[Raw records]
□ □ □

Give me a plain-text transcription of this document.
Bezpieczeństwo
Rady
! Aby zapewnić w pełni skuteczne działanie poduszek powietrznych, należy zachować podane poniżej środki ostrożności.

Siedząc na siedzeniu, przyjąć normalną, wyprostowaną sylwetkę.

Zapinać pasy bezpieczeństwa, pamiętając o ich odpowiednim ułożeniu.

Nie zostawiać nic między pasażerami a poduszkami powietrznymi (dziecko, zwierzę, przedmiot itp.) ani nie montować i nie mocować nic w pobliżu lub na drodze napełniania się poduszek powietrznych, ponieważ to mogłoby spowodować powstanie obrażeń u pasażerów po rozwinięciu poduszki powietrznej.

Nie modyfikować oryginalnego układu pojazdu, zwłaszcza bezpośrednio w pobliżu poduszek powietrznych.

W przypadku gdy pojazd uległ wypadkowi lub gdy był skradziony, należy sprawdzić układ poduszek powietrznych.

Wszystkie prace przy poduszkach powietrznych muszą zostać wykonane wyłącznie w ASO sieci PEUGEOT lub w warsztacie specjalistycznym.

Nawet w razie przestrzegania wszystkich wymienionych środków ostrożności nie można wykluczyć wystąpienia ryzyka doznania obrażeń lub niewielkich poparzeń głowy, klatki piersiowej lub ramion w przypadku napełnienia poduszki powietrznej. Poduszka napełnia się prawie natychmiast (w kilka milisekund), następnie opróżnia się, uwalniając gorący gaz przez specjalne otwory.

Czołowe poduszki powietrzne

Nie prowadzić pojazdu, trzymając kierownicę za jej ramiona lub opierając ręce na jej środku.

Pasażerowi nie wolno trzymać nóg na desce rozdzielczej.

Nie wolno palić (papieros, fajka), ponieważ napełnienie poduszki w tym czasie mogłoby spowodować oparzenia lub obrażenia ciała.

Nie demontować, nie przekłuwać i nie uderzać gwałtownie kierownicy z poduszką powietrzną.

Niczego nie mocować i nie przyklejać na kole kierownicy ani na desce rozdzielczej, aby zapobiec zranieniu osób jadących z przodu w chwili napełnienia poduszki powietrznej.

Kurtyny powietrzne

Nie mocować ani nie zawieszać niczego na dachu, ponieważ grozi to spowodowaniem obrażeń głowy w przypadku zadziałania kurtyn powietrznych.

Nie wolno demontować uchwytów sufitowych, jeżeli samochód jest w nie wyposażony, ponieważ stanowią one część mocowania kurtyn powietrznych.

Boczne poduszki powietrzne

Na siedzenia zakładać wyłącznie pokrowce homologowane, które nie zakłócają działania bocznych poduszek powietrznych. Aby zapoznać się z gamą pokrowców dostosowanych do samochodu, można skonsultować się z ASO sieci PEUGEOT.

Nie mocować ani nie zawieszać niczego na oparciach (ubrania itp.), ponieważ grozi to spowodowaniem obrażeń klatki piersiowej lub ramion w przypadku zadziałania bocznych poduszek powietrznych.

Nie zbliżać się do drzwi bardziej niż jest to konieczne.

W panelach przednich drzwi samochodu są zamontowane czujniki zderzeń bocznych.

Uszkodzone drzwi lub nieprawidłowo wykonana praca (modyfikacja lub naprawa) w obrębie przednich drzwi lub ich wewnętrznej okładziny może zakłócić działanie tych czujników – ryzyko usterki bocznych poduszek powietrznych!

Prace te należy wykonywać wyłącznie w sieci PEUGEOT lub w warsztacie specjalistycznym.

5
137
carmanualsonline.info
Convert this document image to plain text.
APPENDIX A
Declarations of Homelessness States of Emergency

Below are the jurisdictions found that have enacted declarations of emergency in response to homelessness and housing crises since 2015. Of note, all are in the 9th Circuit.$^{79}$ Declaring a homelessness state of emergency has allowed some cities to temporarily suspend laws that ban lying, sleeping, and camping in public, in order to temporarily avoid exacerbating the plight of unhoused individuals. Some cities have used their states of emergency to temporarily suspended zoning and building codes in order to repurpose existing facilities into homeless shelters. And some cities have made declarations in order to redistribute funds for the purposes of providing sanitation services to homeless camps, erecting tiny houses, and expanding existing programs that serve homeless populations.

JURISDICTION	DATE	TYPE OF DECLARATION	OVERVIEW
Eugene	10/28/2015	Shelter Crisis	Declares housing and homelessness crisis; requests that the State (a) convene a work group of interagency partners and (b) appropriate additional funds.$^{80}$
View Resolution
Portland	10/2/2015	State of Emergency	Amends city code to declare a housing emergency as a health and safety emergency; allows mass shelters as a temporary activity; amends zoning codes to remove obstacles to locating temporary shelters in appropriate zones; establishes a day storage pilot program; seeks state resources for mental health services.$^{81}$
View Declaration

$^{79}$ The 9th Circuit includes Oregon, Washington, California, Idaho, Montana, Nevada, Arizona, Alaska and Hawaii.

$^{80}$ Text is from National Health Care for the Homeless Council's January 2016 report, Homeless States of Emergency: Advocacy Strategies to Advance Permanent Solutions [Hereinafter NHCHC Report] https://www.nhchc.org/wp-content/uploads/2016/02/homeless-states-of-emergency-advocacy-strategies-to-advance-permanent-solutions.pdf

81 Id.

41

□ □ □

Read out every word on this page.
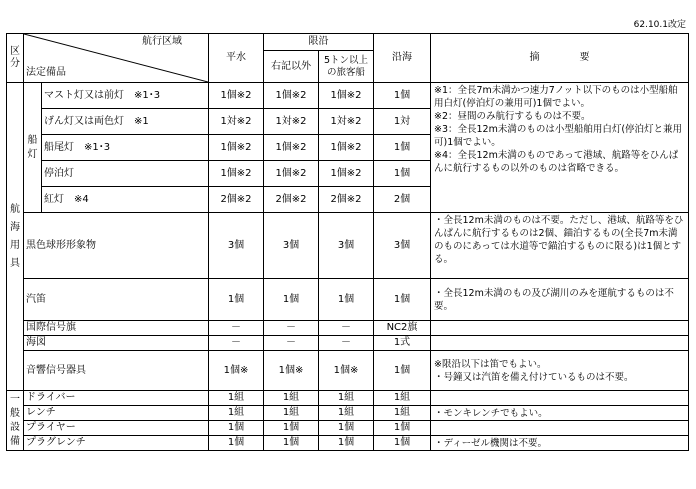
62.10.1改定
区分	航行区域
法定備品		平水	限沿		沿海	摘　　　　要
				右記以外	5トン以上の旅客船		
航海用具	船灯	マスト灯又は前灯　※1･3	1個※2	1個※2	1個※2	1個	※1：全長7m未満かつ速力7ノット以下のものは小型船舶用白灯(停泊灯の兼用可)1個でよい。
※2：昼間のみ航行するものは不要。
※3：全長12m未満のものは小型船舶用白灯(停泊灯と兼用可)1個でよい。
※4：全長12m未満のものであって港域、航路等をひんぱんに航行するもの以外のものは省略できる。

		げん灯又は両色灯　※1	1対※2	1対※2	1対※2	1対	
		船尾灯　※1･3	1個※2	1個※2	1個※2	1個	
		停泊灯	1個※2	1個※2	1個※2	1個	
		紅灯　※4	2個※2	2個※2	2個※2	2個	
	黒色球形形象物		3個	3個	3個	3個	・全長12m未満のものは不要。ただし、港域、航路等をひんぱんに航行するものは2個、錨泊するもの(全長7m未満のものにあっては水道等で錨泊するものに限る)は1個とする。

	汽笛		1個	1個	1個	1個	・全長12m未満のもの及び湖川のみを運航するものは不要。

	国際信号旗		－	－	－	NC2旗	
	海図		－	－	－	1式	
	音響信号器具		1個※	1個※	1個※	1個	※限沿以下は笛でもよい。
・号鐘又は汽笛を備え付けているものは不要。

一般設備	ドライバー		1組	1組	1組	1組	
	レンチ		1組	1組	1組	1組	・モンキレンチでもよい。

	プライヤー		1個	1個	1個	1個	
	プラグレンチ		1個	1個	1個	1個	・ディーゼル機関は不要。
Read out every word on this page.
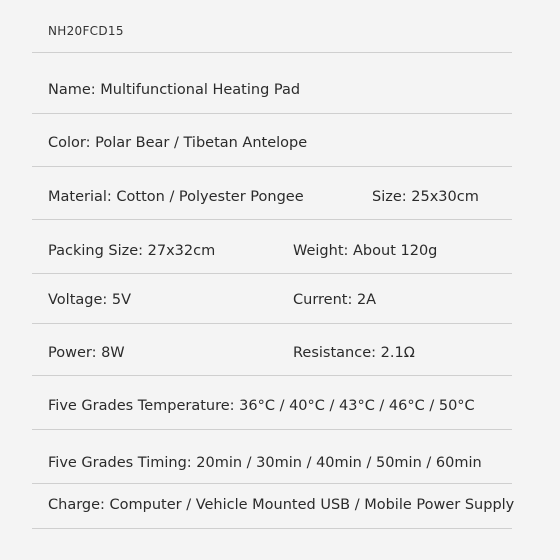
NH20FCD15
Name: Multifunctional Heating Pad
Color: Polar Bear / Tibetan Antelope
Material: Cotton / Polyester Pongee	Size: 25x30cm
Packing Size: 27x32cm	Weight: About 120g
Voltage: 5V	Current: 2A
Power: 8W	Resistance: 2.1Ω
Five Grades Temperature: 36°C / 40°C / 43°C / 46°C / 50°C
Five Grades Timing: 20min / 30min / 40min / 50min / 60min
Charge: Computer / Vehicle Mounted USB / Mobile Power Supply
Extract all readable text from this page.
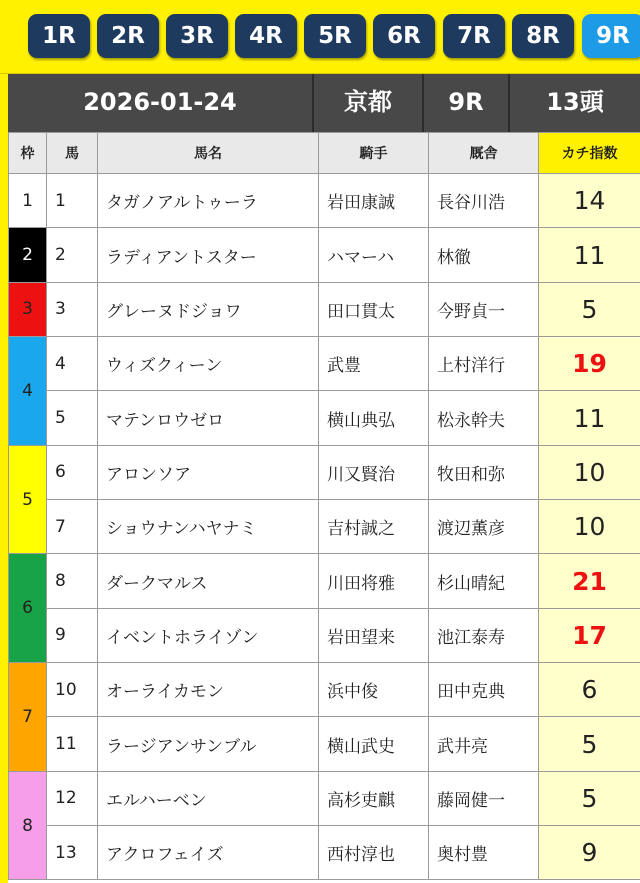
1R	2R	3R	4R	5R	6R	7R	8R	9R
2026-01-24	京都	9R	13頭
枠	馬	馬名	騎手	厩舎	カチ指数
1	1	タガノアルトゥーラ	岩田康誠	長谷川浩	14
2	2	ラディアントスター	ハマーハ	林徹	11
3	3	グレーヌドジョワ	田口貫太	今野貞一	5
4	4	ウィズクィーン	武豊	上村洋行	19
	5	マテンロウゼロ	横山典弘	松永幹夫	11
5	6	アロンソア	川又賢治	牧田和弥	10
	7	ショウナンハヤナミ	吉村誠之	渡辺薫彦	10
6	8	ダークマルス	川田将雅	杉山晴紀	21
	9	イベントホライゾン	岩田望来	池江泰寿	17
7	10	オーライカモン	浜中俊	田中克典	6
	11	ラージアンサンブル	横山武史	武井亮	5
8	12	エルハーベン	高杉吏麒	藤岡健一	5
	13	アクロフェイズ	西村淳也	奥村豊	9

□ □ □

## [TASK OBJECTIVE]
Select the lines from the entries that include the word "specjalistycznym".

## [SOLUTION TO THIS EXERCISE]
Wszystkie prace przy poduszkach powietrznych muszą zostać wykonane wyłącznie w ASO sieci PEUGEOT lub w warsztacie specjalistycznym.
Prace te należy wykonywać wyłącznie w sieci PEUGEOT lub w warsztacie specjalistycznym.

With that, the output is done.